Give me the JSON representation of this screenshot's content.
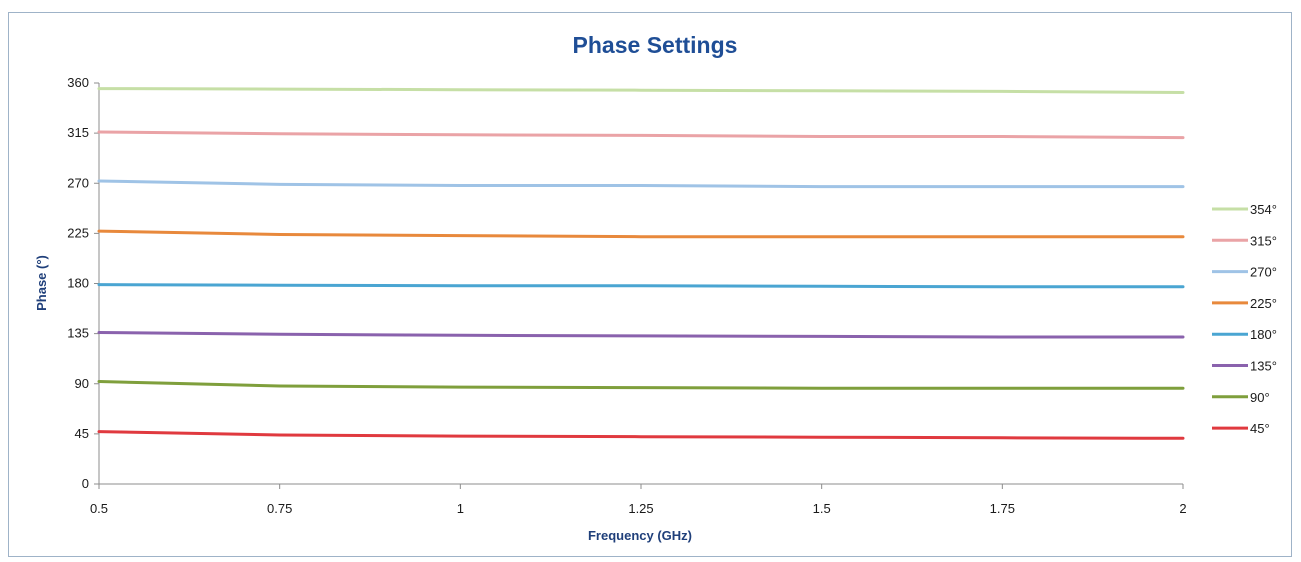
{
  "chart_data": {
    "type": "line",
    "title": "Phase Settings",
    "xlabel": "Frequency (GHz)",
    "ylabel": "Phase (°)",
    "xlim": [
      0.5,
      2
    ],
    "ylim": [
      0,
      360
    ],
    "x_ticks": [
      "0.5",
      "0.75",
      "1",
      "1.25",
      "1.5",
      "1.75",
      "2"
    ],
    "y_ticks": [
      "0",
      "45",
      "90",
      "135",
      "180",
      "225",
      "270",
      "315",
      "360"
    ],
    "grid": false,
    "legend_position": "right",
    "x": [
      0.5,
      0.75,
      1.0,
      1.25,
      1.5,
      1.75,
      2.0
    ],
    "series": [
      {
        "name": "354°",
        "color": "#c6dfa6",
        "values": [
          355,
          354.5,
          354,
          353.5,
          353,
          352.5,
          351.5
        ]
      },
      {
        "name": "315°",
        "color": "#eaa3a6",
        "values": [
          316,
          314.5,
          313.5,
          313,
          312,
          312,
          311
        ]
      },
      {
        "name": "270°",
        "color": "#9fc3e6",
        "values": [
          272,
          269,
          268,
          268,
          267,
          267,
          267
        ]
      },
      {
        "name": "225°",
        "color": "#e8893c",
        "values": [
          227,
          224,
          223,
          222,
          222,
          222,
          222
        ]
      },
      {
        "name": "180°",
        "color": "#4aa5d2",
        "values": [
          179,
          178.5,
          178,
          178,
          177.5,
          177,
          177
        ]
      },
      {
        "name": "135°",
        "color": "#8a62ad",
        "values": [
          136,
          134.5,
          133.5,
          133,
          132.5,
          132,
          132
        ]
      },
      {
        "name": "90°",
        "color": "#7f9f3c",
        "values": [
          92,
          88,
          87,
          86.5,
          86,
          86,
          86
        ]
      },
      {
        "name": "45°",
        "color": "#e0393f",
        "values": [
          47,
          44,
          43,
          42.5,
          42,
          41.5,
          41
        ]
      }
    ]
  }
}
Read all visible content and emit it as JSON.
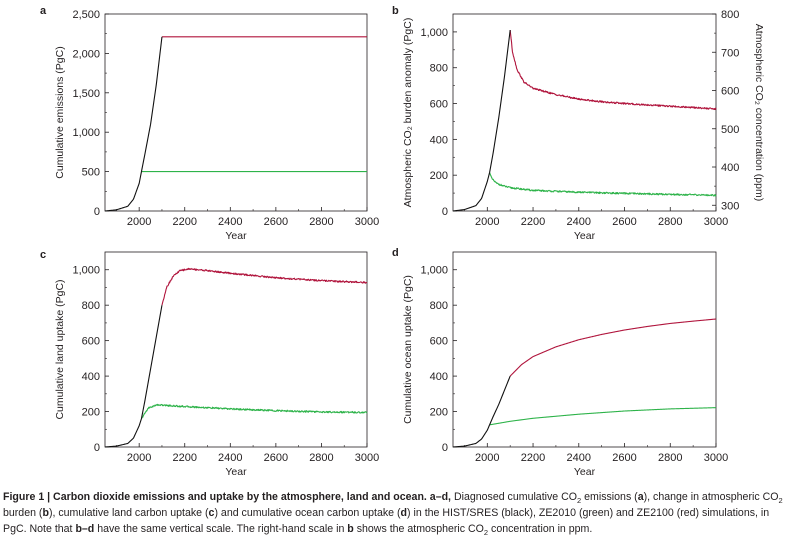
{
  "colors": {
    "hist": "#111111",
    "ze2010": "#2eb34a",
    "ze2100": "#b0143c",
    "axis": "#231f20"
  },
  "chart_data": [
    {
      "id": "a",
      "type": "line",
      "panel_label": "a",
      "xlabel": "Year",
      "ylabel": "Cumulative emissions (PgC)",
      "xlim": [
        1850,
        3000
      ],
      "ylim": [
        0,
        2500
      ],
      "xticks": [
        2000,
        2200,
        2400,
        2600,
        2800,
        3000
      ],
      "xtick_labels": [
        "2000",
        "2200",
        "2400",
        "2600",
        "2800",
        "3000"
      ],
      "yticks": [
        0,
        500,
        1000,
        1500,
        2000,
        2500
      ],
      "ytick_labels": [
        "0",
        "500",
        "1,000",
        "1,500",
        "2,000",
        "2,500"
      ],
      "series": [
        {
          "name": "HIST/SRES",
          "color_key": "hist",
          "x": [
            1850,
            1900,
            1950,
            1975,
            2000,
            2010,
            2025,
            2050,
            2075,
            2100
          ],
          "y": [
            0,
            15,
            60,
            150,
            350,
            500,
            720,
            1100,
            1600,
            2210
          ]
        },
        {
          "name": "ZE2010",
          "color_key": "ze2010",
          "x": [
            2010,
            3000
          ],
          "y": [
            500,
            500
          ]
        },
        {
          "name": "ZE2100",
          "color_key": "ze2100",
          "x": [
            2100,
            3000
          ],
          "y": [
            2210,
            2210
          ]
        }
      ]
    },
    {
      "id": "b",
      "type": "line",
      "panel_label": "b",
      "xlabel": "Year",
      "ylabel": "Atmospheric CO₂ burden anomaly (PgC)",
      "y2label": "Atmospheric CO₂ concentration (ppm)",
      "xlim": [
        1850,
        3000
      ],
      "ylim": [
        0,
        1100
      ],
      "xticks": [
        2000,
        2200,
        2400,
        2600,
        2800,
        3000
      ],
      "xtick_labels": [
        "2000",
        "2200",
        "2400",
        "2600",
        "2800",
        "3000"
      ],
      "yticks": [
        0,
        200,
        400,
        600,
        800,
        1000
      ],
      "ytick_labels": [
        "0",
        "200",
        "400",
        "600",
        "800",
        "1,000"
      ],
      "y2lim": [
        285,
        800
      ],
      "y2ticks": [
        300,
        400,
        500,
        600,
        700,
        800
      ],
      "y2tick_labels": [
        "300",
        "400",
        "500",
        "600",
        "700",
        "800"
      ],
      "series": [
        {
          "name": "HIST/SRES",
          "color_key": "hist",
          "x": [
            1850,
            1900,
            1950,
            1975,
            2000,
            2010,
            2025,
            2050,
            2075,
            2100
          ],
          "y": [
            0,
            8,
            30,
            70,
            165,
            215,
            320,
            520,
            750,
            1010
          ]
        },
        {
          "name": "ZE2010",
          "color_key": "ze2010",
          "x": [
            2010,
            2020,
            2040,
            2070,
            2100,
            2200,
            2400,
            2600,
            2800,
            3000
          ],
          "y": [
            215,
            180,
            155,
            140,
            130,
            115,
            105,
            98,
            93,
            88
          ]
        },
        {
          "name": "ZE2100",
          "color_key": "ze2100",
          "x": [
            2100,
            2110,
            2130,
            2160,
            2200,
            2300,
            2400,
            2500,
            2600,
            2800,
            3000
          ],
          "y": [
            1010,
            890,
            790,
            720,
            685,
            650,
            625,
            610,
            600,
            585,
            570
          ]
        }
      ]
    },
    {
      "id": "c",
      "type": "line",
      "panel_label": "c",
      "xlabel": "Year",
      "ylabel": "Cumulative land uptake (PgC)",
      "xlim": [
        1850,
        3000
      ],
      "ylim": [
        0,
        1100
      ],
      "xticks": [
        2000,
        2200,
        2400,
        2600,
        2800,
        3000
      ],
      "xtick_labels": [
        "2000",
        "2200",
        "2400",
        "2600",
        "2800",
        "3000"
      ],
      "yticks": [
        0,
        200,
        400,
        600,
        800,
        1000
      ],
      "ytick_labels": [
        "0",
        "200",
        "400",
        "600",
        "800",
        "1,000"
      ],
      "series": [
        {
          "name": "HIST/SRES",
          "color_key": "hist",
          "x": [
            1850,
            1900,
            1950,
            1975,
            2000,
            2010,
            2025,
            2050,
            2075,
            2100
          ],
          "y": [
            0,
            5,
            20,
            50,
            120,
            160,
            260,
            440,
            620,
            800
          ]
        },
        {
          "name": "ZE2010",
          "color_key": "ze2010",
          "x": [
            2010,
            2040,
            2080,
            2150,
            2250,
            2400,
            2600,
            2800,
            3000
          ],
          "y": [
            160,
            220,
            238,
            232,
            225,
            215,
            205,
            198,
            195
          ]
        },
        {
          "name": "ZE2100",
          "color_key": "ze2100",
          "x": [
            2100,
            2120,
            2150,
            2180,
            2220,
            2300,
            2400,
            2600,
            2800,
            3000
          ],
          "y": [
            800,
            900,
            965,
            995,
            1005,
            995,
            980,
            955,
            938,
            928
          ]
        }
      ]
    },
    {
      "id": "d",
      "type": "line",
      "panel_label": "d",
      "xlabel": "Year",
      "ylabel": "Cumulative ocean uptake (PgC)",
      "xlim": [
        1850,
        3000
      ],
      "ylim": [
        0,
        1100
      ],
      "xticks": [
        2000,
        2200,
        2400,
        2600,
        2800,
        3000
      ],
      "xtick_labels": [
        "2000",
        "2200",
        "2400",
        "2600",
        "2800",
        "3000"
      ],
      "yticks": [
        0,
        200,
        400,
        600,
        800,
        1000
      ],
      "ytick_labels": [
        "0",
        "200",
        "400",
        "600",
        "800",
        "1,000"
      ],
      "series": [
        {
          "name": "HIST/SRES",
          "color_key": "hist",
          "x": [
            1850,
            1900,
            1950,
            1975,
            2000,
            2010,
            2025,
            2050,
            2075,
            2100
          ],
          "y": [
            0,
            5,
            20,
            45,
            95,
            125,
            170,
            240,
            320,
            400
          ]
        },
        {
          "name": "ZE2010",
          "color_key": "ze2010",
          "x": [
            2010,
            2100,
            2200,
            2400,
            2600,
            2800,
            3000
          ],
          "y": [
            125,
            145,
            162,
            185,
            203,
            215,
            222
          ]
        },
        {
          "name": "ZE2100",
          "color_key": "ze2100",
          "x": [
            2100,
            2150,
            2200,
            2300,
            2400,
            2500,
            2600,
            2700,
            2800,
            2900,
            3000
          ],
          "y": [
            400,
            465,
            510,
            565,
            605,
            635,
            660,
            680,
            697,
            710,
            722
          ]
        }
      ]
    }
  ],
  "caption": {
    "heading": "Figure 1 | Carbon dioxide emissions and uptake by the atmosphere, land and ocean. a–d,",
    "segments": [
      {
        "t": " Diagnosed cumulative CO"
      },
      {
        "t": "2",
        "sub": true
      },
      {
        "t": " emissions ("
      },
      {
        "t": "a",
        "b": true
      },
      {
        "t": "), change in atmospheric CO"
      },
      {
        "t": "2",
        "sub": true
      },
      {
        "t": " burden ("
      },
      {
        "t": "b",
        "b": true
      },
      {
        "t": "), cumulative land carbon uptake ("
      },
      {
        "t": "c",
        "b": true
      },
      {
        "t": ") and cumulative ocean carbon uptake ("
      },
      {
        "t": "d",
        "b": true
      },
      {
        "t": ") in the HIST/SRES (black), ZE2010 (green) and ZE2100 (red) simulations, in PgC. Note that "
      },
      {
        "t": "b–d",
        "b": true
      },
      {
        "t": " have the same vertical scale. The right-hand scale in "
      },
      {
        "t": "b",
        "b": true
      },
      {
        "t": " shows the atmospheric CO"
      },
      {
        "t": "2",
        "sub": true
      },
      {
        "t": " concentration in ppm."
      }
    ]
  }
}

• • •

### Stated task:
Pull every line containing "JSON" from the material above.

### Exercise response:
Give me the JSON representation of this screenshot's content.
Read all visible content and emit it as JSON.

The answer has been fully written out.